A flexible, modular questionnaire has been developed with this goal in mind. Construction of this questionnaire followed a consensus-based approach with the input of experts in the field of psychiatric genetics, mood disorders, and ECT research, including Members of the NIMH Division of Translational Research, International Society for ECT and Neurostimulation (ISEN), the European Forum for ECT (EFFECT)[8], the Psychiatric Genomics Consortium (PGC)[62], CARE Network[41], NNDC[24] the Consortium for Research in ECT (CORE)[55], the Prolonging Remission in Depressed Elderly (PRIDE) study group[32] and the Global ECT-MRI Research Collaboration (GEMRIC) [50]. This modular approach achieves the balance of maximizing sample collection as well as clinical characterization of each sample included.

The questionnaire can be used for retrospective (from either clinical records or registry-based information) or prospective data collection and was designed to streamline data collection on the front end to facilitate later data harmonization. It was designed to capture routinely collected clinical data in a flexible way that would minimize exclusion of participants from the study. We have arranged the information into three tiers (basic, minimal, and extended), reflecting the variable level of detail in existing biobanks and repositories and providing flexibility in the commitment of collaborators collecting new data. The data capture form was designed to extract retrospectively or prospectively collected data present within a medical record for referral to an ECT clinic, routine ECT monitoring, or evaluation of severe/treatment resistant depression. The entire data collection process can be completed in less than 30 minutes, with access to existing notes without a specific participant interview. Collaborators have different options to capture varying depth of available clinical data as detailed below. Both paper-based and online versions have been implemented. The online version utilizes REDCap (https://www.project-redcap.org)[28], a secure web database application for data collection. Access to collaborators can be forwarded via a simple email with hyperlink. The data abstraction form in its paper format is attached as supplement.

Using the three tiers of data, collaborators have different options to capture varying depth of available clinical data.

Tier 1: Basic Data

Providing samples with Basic Data (lowest tier) is sufficient for membership in the consortium (sections 1–4). This includes demography, primary and secondary clinical diagnoses, indication for ECT, confirmation that the subject meets study inclusion criteria, and verification of consent. In particular, the diagnosis includes important clinical qualifiers like severity, psychotic features and treatment resistance.

(Document structure recognition data)
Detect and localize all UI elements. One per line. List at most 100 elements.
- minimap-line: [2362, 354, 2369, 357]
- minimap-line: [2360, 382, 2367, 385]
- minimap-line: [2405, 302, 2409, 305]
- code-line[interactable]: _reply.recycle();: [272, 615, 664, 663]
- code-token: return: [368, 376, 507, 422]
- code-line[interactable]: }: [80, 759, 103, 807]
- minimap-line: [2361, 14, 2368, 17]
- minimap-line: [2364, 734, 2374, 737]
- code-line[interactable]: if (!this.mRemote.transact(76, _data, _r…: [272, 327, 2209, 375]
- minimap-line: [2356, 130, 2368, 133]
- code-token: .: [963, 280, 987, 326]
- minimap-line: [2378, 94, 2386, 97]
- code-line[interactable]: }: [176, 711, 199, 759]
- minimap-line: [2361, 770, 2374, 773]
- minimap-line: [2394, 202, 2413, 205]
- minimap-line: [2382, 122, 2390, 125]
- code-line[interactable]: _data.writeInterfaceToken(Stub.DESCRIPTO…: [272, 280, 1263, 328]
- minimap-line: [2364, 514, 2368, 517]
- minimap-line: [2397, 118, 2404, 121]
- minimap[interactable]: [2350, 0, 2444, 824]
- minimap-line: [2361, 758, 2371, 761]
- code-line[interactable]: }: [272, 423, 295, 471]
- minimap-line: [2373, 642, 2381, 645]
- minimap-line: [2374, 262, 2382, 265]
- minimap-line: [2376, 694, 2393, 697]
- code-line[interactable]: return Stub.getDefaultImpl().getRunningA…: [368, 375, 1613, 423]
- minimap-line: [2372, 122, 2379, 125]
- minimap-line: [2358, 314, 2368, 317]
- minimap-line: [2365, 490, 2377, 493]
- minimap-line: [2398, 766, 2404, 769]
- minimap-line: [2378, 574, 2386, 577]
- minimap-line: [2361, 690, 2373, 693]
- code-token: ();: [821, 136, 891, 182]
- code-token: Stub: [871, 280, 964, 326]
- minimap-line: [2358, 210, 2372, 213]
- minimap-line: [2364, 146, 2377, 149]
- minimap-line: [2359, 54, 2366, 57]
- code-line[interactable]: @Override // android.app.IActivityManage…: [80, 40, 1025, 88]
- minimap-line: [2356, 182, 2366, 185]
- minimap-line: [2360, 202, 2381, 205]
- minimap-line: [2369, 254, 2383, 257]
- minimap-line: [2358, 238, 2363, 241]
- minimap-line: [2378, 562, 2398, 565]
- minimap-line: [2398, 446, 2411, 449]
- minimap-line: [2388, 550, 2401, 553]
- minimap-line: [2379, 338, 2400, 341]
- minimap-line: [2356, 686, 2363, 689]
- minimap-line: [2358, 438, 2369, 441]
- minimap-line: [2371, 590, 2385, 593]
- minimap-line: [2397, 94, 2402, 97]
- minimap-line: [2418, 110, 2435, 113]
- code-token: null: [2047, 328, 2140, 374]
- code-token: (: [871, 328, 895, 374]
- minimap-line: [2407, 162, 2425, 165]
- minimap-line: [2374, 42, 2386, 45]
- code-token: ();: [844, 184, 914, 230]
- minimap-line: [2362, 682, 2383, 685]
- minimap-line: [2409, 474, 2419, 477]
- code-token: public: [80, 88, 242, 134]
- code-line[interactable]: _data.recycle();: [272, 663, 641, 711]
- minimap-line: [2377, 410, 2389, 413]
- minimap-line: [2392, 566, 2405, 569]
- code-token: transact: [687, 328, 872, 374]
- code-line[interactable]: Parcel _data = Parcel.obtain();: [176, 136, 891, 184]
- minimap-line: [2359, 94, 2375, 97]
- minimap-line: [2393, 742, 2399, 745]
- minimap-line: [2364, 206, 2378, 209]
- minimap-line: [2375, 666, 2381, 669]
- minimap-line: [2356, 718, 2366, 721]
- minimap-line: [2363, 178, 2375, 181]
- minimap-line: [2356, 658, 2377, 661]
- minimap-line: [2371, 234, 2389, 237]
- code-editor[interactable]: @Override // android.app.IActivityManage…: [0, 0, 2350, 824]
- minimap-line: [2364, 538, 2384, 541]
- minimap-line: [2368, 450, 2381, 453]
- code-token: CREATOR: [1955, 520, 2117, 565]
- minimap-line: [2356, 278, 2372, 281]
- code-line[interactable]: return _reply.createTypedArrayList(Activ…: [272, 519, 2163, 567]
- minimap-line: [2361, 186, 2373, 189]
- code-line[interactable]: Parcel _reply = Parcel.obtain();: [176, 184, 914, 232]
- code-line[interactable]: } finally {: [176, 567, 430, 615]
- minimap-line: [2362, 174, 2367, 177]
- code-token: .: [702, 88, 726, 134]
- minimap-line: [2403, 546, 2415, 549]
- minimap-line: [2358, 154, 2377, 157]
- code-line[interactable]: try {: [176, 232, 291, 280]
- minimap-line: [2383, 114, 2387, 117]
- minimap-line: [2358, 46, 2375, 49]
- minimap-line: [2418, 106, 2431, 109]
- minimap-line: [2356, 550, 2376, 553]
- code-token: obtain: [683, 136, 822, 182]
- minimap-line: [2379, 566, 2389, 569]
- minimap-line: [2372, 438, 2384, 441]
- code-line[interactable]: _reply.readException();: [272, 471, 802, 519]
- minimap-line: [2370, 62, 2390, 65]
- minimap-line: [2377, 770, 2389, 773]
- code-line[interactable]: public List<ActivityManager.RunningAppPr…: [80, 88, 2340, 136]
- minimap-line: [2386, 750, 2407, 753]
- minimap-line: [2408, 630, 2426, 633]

__Action item 1__
Rewrite the paragraph of the ECT questionnaire passage that begins "The questionnaire can be used for retrospective" as a brief bulleted list that keeps its main facts.
__Action item 2__
Set down, word for word, the part of the ECT questionnaire passage that opens with the words containing "Tier 1: Basic" and closes with "and treatment resistance.".

__Task answer 1__
- The questionnaire supports retrospective collection (from clinical records or registry-based information) or prospective collection. It streamlines data collection at the outset to ease later data harmonization.
- It captures routinely collected clinical data flexibly, minimizing the exclusion of participants.
- Information is arranged into three tiers (basic, minimal, and extended). The tiers reflect the varying detail in existing biobanks and repositories and give collaborators who collect new data flexibility in their commitment.
- The form extracts data from medical records made for referral to an ECT clinic, routine ECT monitoring, or evaluation of severe/treatment-resistant depression.
- Data collection takes less than 30 minutes using existing notes, without a specific participant interview.
- Paper and online versions exist:
  - The online version uses REDCap, a secure web database application, and collaborators can be given access by email with a hyperlink.
  - The paper form is attached as a supplement.

__Task answer 2__
Tier 1: Basic Data

Providing samples with Basic Data (lowest tier) is sufficient for membership in the consortium (sections 1–4). This includes demography, primary and secondary clinical diagnoses, indication for ECT, confirmation that the subject meets study inclusion criteria, and verification of consent. In particular, the diagnosis includes important clinical qualifiers like severity, psychotic features and treatment resistance.